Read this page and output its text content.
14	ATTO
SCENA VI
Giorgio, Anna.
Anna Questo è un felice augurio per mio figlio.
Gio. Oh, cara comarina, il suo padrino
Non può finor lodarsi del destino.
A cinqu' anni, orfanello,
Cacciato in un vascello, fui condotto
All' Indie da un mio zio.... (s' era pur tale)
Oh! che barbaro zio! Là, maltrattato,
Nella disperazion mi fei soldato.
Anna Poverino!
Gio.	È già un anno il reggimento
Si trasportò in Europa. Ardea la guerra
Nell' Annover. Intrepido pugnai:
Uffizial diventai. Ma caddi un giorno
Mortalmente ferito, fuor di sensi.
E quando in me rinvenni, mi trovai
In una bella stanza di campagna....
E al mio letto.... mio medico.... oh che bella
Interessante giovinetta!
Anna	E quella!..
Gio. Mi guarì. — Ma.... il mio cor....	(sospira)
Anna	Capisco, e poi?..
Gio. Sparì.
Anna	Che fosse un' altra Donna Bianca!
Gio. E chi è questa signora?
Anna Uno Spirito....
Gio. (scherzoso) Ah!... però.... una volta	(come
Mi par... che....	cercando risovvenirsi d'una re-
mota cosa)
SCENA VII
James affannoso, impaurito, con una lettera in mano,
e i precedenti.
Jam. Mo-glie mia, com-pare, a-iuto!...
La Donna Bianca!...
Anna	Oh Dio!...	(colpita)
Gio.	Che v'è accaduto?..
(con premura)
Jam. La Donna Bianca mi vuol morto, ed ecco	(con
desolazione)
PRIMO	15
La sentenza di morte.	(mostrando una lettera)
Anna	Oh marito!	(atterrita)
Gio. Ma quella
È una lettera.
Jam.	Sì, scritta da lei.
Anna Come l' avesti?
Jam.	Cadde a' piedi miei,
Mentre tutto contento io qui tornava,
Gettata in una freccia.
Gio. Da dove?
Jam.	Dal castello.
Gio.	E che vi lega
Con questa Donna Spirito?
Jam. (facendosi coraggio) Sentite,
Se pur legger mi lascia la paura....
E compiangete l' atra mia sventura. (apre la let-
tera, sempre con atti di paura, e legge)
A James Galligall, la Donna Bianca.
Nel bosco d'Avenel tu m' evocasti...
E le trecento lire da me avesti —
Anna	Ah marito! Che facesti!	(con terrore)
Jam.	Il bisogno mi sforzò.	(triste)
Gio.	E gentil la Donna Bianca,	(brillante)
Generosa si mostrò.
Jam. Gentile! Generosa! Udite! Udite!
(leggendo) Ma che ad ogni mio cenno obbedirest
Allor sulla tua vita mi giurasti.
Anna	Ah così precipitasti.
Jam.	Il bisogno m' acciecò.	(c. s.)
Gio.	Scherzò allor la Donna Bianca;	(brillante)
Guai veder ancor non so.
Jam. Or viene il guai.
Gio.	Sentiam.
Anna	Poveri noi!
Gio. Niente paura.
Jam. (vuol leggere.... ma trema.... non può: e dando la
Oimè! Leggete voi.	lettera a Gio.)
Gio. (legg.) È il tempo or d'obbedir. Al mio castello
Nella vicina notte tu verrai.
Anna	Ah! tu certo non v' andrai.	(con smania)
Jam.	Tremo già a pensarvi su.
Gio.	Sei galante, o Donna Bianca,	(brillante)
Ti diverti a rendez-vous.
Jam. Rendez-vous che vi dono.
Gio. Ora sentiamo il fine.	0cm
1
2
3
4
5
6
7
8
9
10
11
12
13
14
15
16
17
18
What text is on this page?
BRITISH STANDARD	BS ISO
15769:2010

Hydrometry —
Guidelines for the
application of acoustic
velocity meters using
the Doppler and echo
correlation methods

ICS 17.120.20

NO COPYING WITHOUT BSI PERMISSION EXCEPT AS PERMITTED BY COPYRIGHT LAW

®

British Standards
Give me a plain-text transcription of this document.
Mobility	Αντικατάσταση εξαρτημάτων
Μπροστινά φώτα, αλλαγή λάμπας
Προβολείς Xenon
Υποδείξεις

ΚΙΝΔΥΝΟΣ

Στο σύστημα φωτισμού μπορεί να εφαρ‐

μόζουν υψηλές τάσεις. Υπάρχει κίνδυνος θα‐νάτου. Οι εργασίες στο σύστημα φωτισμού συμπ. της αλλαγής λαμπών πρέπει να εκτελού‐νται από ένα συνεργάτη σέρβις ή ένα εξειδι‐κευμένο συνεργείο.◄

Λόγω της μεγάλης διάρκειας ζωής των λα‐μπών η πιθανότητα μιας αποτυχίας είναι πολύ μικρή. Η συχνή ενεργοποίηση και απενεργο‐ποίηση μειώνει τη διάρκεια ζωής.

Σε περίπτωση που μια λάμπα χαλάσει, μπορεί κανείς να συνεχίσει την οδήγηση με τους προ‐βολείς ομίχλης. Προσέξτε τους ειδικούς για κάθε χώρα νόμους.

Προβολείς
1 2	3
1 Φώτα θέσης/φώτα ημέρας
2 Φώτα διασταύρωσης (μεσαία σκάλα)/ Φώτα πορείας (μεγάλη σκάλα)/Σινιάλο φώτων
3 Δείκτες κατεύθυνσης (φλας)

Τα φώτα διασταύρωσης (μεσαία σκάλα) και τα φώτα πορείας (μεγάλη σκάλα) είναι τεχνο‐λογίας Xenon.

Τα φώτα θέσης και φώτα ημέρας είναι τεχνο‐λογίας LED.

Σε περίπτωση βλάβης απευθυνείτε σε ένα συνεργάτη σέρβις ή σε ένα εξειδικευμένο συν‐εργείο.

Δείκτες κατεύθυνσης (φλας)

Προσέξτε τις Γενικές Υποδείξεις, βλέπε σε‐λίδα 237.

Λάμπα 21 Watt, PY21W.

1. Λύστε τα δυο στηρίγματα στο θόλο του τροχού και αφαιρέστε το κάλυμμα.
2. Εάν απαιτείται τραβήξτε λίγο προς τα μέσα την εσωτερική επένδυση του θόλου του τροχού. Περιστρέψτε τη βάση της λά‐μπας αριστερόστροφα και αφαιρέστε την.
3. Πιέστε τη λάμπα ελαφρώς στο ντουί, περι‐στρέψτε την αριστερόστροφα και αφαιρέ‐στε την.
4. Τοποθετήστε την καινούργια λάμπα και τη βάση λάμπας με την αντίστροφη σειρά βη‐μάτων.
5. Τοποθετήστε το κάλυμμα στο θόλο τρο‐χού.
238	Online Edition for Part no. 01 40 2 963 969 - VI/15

------------------------------------------------

> _EXERCISE PROMPT_:
Each line of the material must be restated exactly.

> _TASK RESPONSE_:
Read this page and output its text content.
14	ATTO
SCENA VI
Giorgio, Anna.
Anna Questo è un felice augurio per mio figlio.
Gio. Oh, cara comarina, il suo padrino
Non può finor lodarsi del destino.
A cinqu' anni, orfanello,
Cacciato in un vascello, fui condotto
All' Indie da un mio zio.... (s' era pur tale)
Oh! che barbaro zio! Là, maltrattato,
Nella disperazion mi fei soldato.
Anna Poverino!
Gio.	È già un anno il reggimento
Si trasportò in Europa. Ardea la guerra
Nell' Annover. Intrepido pugnai:
Uffizial diventai. Ma caddi un giorno
Mortalmente ferito, fuor di sensi.
E quando in me rinvenni, mi trovai
In una bella stanza di campagna....
E al mio letto.... mio medico.... oh che bella
Interessante giovinetta!
Anna	E quella!..
Gio. Mi guarì. — Ma.... il mio cor....	(sospira)
Anna	Capisco, e poi?..
Gio. Sparì.
Anna	Che fosse un' altra Donna Bianca!
Gio. E chi è questa signora?
Anna Uno Spirito....
Gio. (scherzoso) Ah!... però.... una volta	(come
Mi par... che....	cercando risovvenirsi d'una re-
mota cosa)
SCENA VII
James affannoso, impaurito, con una lettera in mano,
e i precedenti.
Jam. Mo-glie mia, com-pare, a-iuto!...
La Donna Bianca!...
Anna	Oh Dio!...	(colpita)
Gio.	Che v'è accaduto?..
(con premura)
Jam. La Donna Bianca mi vuol morto, ed ecco	(con
desolazione)
PRIMO	15
La sentenza di morte.	(mostrando una lettera)
Anna	Oh marito!	(atterrita)
Gio. Ma quella
È una lettera.
Jam.	Sì, scritta da lei.
Anna Come l' avesti?
Jam.	Cadde a' piedi miei,
Mentre tutto contento io qui tornava,
Gettata in una freccia.
Gio. Da dove?
Jam.	Dal castello.
Gio.	E che vi lega
Con questa Donna Spirito?
Jam. (facendosi coraggio) Sentite,
Se pur legger mi lascia la paura....
E compiangete l' atra mia sventura. (apre la let-
tera, sempre con atti di paura, e legge)
A James Galligall, la Donna Bianca.
Nel bosco d'Avenel tu m' evocasti...
E le trecento lire da me avesti —
Anna	Ah marito! Che facesti!	(con terrore)
Jam.	Il bisogno mi sforzò.	(triste)
Gio.	E gentil la Donna Bianca,	(brillante)
Generosa si mostrò.
Jam. Gentile! Generosa! Udite! Udite!
(leggendo) Ma che ad ogni mio cenno obbedirest
Allor sulla tua vita mi giurasti.
Anna	Ah così precipitasti.
Jam.	Il bisogno m' acciecò.	(c. s.)
Gio.	Scherzò allor la Donna Bianca;	(brillante)
Guai veder ancor non so.
Jam. Or viene il guai.
Gio.	Sentiam.
Anna	Poveri noi!
Gio. Niente paura.
Jam. (vuol leggere.... ma trema.... non può: e dando la
Oimè! Leggete voi.	lettera a Gio.)
Gio. (legg.) È il tempo or d'obbedir. Al mio castello
Nella vicina notte tu verrai.
Anna	Ah! tu certo non v' andrai.	(con smania)
Jam.	Tremo già a pensarvi su.
Gio.	Sei galante, o Donna Bianca,	(brillante)
Ti diverti a rendez-vous.
Jam. Rendez-vous che vi dono.
Gio. Ora sentiamo il fine.	0cm
1
2
3
4
5
6
7
8
9
10
11
12
13
14
15
16
17
18
What text is on this page?
BRITISH STANDARD	BS ISO
15769:2010

Hydrometry —
Guidelines for the
application of acoustic
velocity meters using
the Doppler and echo
correlation methods

ICS 17.120.20

NO COPYING WITHOUT BSI PERMISSION EXCEPT AS PERMITTED BY COPYRIGHT LAW

®

British Standards
Give me a plain-text transcription of this document.
Mobility	Αντικατάσταση εξαρτημάτων
Μπροστινά φώτα, αλλαγή λάμπας
Προβολείς Xenon
Υποδείξεις

ΚΙΝΔΥΝΟΣ

Στο σύστημα φωτισμού μπορεί να εφαρ‐

μόζουν υψηλές τάσεις. Υπάρχει κίνδυνος θα‐νάτου. Οι εργασίες στο σύστημα φωτισμού συμπ. της αλλαγής λαμπών πρέπει να εκτελού‐νται από ένα συνεργάτη σέρβις ή ένα εξειδι‐κευμένο συνεργείο.◄

Λόγω της μεγάλης διάρκειας ζωής των λα‐μπών η πιθανότητα μιας αποτυχίας είναι πολύ μικρή. Η συχνή ενεργοποίηση και απενεργο‐ποίηση μειώνει τη διάρκεια ζωής.

Σε περίπτωση που μια λάμπα χαλάσει, μπορεί κανείς να συνεχίσει την οδήγηση με τους προ‐βολείς ομίχλης. Προσέξτε τους ειδικούς για κάθε χώρα νόμους.

Προβολείς
1 2	3
1 Φώτα θέσης/φώτα ημέρας
2 Φώτα διασταύρωσης (μεσαία σκάλα)/ Φώτα πορείας (μεγάλη σκάλα)/Σινιάλο φώτων
3 Δείκτες κατεύθυνσης (φλας)

Τα φώτα διασταύρωσης (μεσαία σκάλα) και τα φώτα πορείας (μεγάλη σκάλα) είναι τεχνο‐λογίας Xenon.

Τα φώτα θέσης και φώτα ημέρας είναι τεχνο‐λογίας LED.

Σε περίπτωση βλάβης απευθυνείτε σε ένα συνεργάτη σέρβις ή σε ένα εξειδικευμένο συν‐εργείο.

Δείκτες κατεύθυνσης (φλας)

Προσέξτε τις Γενικές Υποδείξεις, βλέπε σε‐λίδα 237.

Λάμπα 21 Watt, PY21W.

1. Λύστε τα δυο στηρίγματα στο θόλο του τροχού και αφαιρέστε το κάλυμμα.
2. Εάν απαιτείται τραβήξτε λίγο προς τα μέσα την εσωτερική επένδυση του θόλου του τροχού. Περιστρέψτε τη βάση της λά‐μπας αριστερόστροφα και αφαιρέστε την.
3. Πιέστε τη λάμπα ελαφρώς στο ντουί, περι‐στρέψτε την αριστερόστροφα και αφαιρέ‐στε την.
4. Τοποθετήστε την καινούργια λάμπα και τη βάση λάμπας με την αντίστροφη σειρά βη‐μάτων.
5. Τοποθετήστε το κάλυμμα στο θόλο τρο‐χού.
238	Online Edition for Part no. 01 40 2 963 969 - VI/15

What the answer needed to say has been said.